> [Set problem]
Word for word, transcribe the lines below and drop the pictures.

Figure data in JSON:
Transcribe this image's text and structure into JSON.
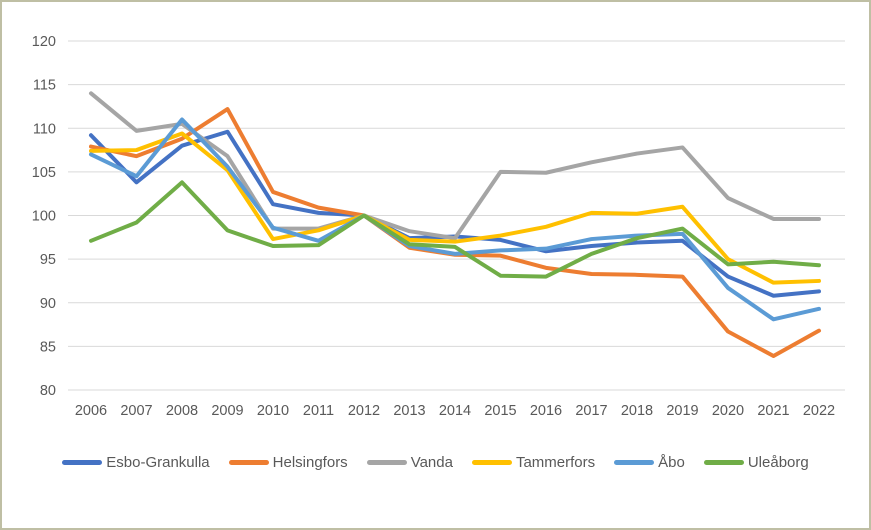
{
  "chart_data": {
    "type": "line",
    "title": "",
    "xlabel": "",
    "ylabel": "",
    "x": [
      2006,
      2007,
      2008,
      2009,
      2010,
      2011,
      2012,
      2013,
      2014,
      2015,
      2016,
      2017,
      2018,
      2019,
      2020,
      2021,
      2022
    ],
    "series": [
      {
        "name": "Esbo-Grankulla",
        "color": "#4472C4",
        "values": [
          109.2,
          103.8,
          108.0,
          109.6,
          101.3,
          100.3,
          100.0,
          97.4,
          97.6,
          97.2,
          95.9,
          96.5,
          96.9,
          97.1,
          93.0,
          90.8,
          91.3
        ]
      },
      {
        "name": "Helsingfors",
        "color": "#ED7D31",
        "values": [
          107.9,
          106.8,
          108.8,
          112.2,
          102.7,
          100.9,
          100.0,
          96.3,
          95.5,
          95.4,
          94.0,
          93.3,
          93.2,
          93.0,
          86.7,
          83.9,
          86.8
        ]
      },
      {
        "name": "Vanda",
        "color": "#A5A5A5",
        "values": [
          114.0,
          109.7,
          110.5,
          106.8,
          98.5,
          98.5,
          100.0,
          98.2,
          97.4,
          105.0,
          104.9,
          106.1,
          107.1,
          107.8,
          102.0,
          99.6,
          99.6
        ]
      },
      {
        "name": "Tammerfors",
        "color": "#FFC000",
        "values": [
          107.4,
          107.5,
          109.4,
          105.2,
          97.3,
          98.3,
          100.0,
          97.2,
          97.0,
          97.7,
          98.7,
          100.3,
          100.2,
          101.0,
          95.0,
          92.3,
          92.5
        ]
      },
      {
        "name": "Åbo",
        "color": "#5B9BD5",
        "values": [
          107.0,
          104.5,
          111.0,
          105.6,
          98.6,
          97.1,
          100.0,
          96.5,
          95.6,
          96.0,
          96.2,
          97.3,
          97.7,
          97.9,
          91.7,
          88.1,
          89.3
        ]
      },
      {
        "name": "Uleåborg",
        "color": "#70AD47",
        "values": [
          97.1,
          99.2,
          103.8,
          98.3,
          96.5,
          96.6,
          100.0,
          96.7,
          96.4,
          93.1,
          93.0,
          95.6,
          97.4,
          98.5,
          94.4,
          94.7,
          94.3
        ]
      }
    ],
    "ylim": [
      80,
      120
    ],
    "ytick_step": 5,
    "y_ticks": [
      120,
      115,
      110,
      105,
      100,
      95,
      90,
      85,
      80
    ],
    "grid": true,
    "legend_position": "bottom"
  },
  "style": {
    "gridline_color": "#D9D9D9",
    "axis_text_color": "#595959",
    "frame_border_color": "#BFBFA4",
    "background_color": "#FFFFFF"
  }
}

> [Reply to the exercise]
Transcribe this image's text and structure into JSON.
{
  "chart_data": {
    "type": "line",
    "title": "",
    "xlabel": "",
    "ylabel": "",
    "x": [
      2006,
      2007,
      2008,
      2009,
      2010,
      2011,
      2012,
      2013,
      2014,
      2015,
      2016,
      2017,
      2018,
      2019,
      2020,
      2021,
      2022
    ],
    "series": [
      {
        "name": "Esbo-Grankulla",
        "color": "#4472C4",
        "values": [
          109.2,
          103.8,
          108.0,
          109.6,
          101.3,
          100.3,
          100.0,
          97.4,
          97.6,
          97.2,
          95.9,
          96.5,
          96.9,
          97.1,
          93.0,
          90.8,
          91.3
        ]
      },
      {
        "name": "Helsingfors",
        "color": "#ED7D31",
        "values": [
          107.9,
          106.8,
          108.8,
          112.2,
          102.7,
          100.9,
          100.0,
          96.3,
          95.5,
          95.4,
          94.0,
          93.3,
          93.2,
          93.0,
          86.7,
          83.9,
          86.8
        ]
      },
      {
        "name": "Vanda",
        "color": "#A5A5A5",
        "values": [
          114.0,
          109.7,
          110.5,
          106.8,
          98.5,
          98.5,
          100.0,
          98.2,
          97.4,
          105.0,
          104.9,
          106.1,
          107.1,
          107.8,
          102.0,
          99.6,
          99.6
        ]
      },
      {
        "name": "Tammerfors",
        "color": "#FFC000",
        "values": [
          107.4,
          107.5,
          109.4,
          105.2,
          97.3,
          98.3,
          100.0,
          97.2,
          97.0,
          97.7,
          98.7,
          100.3,
          100.2,
          101.0,
          95.0,
          92.3,
          92.5
        ]
      },
      {
        "name": "Åbo",
        "color": "#5B9BD5",
        "values": [
          107.0,
          104.5,
          111.0,
          105.6,
          98.6,
          97.1,
          100.0,
          96.5,
          95.6,
          96.0,
          96.2,
          97.3,
          97.7,
          97.9,
          91.7,
          88.1,
          89.3
        ]
      },
      {
        "name": "Uleåborg",
        "color": "#70AD47",
        "values": [
          97.1,
          99.2,
          103.8,
          98.3,
          96.5,
          96.6,
          100.0,
          96.7,
          96.4,
          93.1,
          93.0,
          95.6,
          97.4,
          98.5,
          94.4,
          94.7,
          94.3
        ]
      }
    ],
    "ylim": [
      80,
      120
    ],
    "ytick_step": 5,
    "y_ticks": [
      120,
      115,
      110,
      105,
      100,
      95,
      90,
      85,
      80
    ],
    "grid": true,
    "legend_position": "bottom"
  },
  "style": {
    "gridline_color": "#D9D9D9",
    "axis_text_color": "#595959",
    "frame_border_color": "#BFBFA4",
    "background_color": "#FFFFFF"
  }
}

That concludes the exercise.